● **Text excerpt**:
SQL Server 2016 – Data Masking and Always Encrypted

Two brand new and very exciting security features of SQL Server 2016 are Dynamic Data Masking and Always Encrypted

Two brand new and very exciting security features of SQL Server 2016 are Dynamic Data Masking and Always Encrypted

What Dynamic Data Masking Is

Dynamic data masking limits (DDM) sensitive data exposure by masking it to non-privileged users. It can be used to greatly simplify the design and coding of security in your application. The purpose of dynamic data masking is to limit exposure of sensitive data, preventing users who should not have access to the data from viewing it. Dynamic data masking does not aim to prevent database users from connecting directly to the database and running exhaustive queries that expose pieces of the sensitive data.

In the example below, assume there are only two roles of users. The first role is Sally in charge of fraud investigation. The second role is John who is in customer service. Sally requires access to all data to complete her job while John only needs a few elements and maybe the part of the customer’s email address to verify identity. Both users query SQL Server for the customer information, but Sally is able to see the entire email address while John can only see certain parts of the email address.

Benefits of Data Masking

What are the benefits of data masking? What are some specific reasons it should be used?

Data Masking Does

Data Masking Does NOT

  • Limit sensitive data exposure by masking it to non-privileged users
  • Minimally impact the application layer
  • Allow applications to mask sensitive data without modifying existing queries
  • Complement other SQL Server security features (auditing, encryption, row level security, etc.)

Prevent database users from connecting directly to the database and running exhaustive queries that expose pieces of the sensitive data

How Data Masking Works

  • On-the-fly obfuscation of data in query results
  • Policy-driven on the table and column
  • Multiple masking functions available for various sensitive data categories
  • Flexibility to define a set of privileged logins for un-masked data access
  • By default, database owner is unmasked

Data Masking Platform Options

Supported

Platform

Yes

SQL Server 2016

Yes

Azure SQL Database (SQL DB)

No, but it will be supported in the future

Azure SQL Data Warehouse (SQL DW)

No, but it will be supported in the future

Analytics Platform System (APS)

SQL Server 2016 and Azure SQL DB are the only platforms currently supporting data masking.  Azure SQL DW will support this feature in the near future while APS will be supported with AU6.

Records
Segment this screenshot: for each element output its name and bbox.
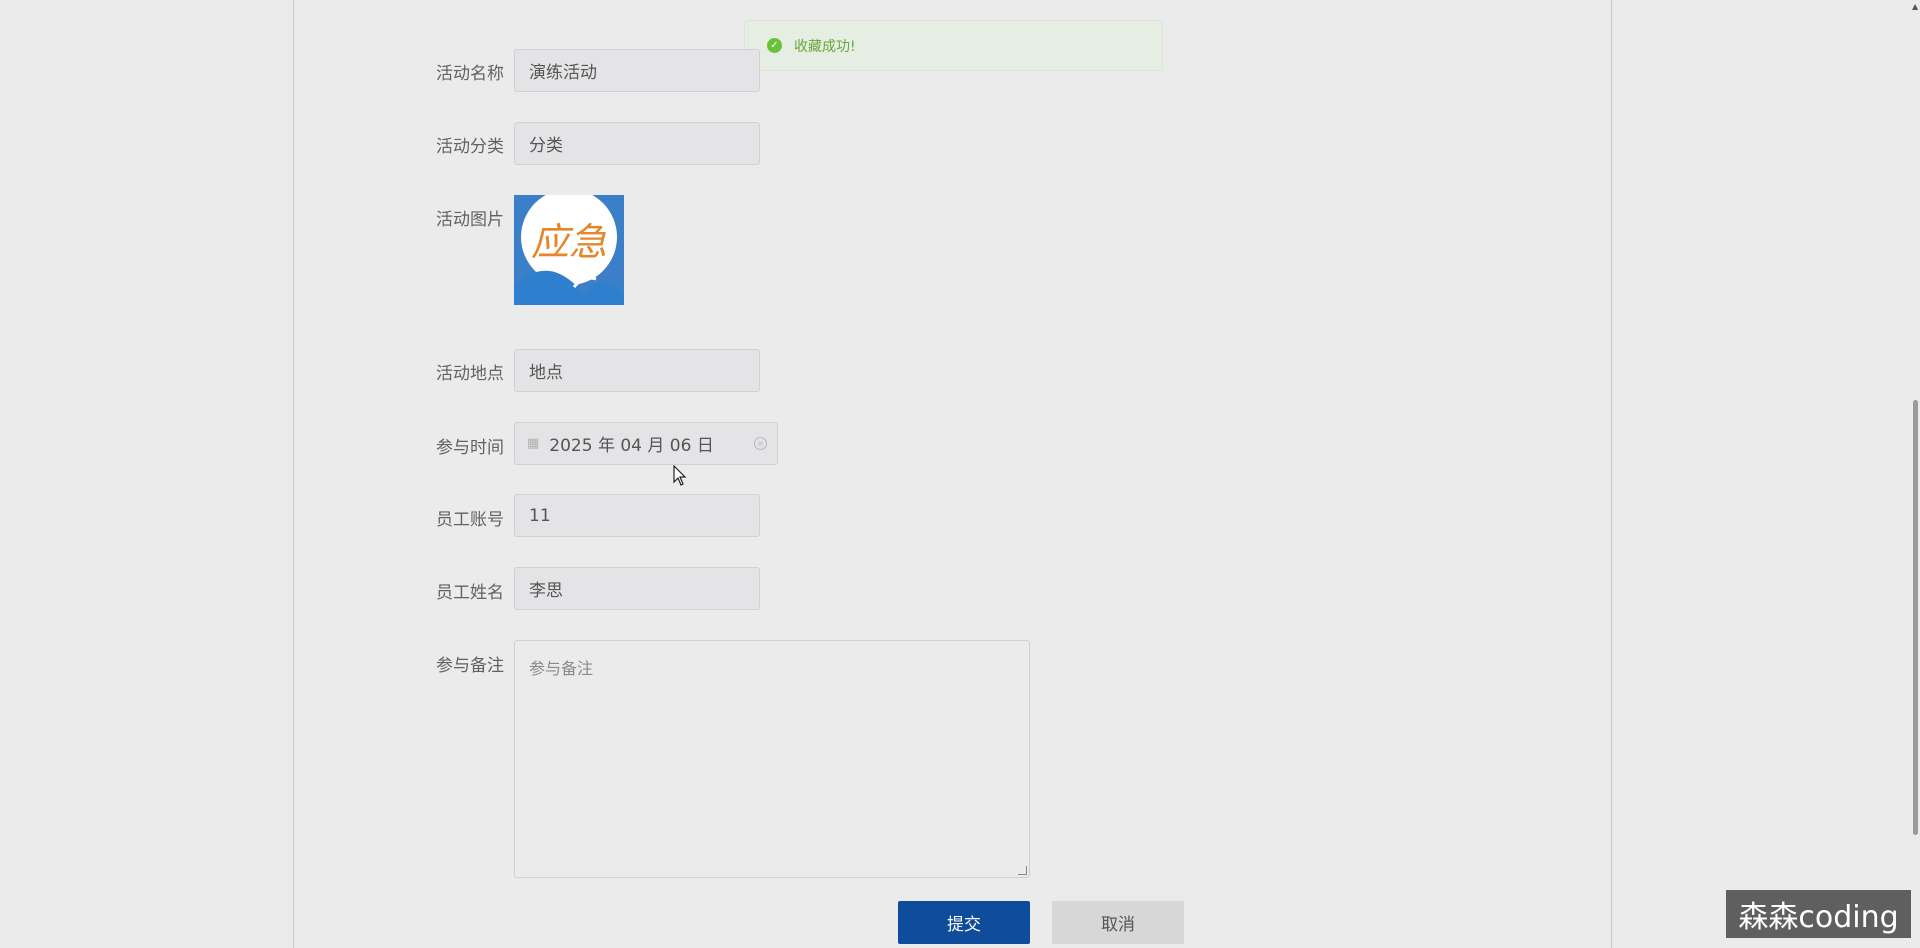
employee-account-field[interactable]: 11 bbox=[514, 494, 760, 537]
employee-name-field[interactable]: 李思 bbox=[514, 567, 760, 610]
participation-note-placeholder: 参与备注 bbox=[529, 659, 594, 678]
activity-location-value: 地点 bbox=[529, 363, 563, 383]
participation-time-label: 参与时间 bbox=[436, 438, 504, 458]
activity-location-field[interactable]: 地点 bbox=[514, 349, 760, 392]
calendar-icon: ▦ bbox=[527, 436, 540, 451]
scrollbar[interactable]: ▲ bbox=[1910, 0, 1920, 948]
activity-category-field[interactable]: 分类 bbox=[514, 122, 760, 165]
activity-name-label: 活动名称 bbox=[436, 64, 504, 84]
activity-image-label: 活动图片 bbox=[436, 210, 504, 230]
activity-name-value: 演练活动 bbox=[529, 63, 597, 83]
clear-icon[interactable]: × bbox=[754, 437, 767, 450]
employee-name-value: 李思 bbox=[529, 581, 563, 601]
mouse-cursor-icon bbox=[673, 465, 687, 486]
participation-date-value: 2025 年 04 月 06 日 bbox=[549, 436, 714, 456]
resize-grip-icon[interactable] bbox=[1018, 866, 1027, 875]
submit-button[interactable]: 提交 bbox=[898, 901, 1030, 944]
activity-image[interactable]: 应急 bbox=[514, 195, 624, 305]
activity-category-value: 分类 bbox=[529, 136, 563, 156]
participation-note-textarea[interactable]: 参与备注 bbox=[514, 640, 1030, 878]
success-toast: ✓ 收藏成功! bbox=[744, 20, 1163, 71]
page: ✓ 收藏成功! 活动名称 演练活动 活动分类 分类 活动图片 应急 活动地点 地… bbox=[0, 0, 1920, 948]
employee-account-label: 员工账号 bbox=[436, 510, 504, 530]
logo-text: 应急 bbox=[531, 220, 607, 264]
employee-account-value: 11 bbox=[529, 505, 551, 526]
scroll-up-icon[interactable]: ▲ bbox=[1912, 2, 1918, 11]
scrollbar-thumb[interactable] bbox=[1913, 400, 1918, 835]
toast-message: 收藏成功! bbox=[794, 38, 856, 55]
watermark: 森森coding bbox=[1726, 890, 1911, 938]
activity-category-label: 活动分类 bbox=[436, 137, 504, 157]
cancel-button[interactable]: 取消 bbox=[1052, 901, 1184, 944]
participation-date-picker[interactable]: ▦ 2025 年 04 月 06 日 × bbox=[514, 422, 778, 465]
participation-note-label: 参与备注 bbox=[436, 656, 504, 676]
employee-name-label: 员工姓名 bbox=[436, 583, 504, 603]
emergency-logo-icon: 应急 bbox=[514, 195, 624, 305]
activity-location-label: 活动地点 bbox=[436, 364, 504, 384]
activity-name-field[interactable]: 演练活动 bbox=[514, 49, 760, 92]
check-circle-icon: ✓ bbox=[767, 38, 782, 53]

● **Problem to work on**: Extend the article on SQL Server 2016 data masking and Always Encrypted, starting right after its last sentence.

● **Response below**:
Data Masking Formats

The key concern I had looking at data masking was whether it would support all formats that I may need.  The short answer is that I don’t feel that it does. I think they try to solve the flexibility issue with the partial function, but it isn’t very flexible.  I have hopes this will be expanded with future updates.  Below are the data masking formats currently available.

Enabling Dynamic Data Masking

To interact with data masking for SQL Server 2016, use the following syntaxes:

— Enable data masking on dbo.DimCustomer.EmailAddress
ALTER TABLE dbo.DimCustomer ALTER COLUMN EmailAddress
ADD MASKED WITH (FUNCTION = ‘partial(3,”XXXXXX”,4)’);
— Grant DataMaskingDemo permission to see the data
GRANT UNMASK TO DataMaskingDemo;
— Revoke DataMaskingDemo permission to see the data
REVOKE UNMASK TO DataMaskingDemo;
— Drop the data masking
ALTER TABLE dbo.DimCustomer
ALTER COLUMN EmailAddress DROP MASKED;

Dynamic Data Masking Limitations and Considerations

So, this is all fine and dandy and seems like it may work alright, but let’s get to the meat and see what limitations there are.

  • Data Masking format disappears during a cast (or convert)
    CAST([EmailAddress] AS CHAR (10))
    Results in ‘XXXX’

 

In the example above, when converting a masked column to another string, all business value disappears and the column is completely masked.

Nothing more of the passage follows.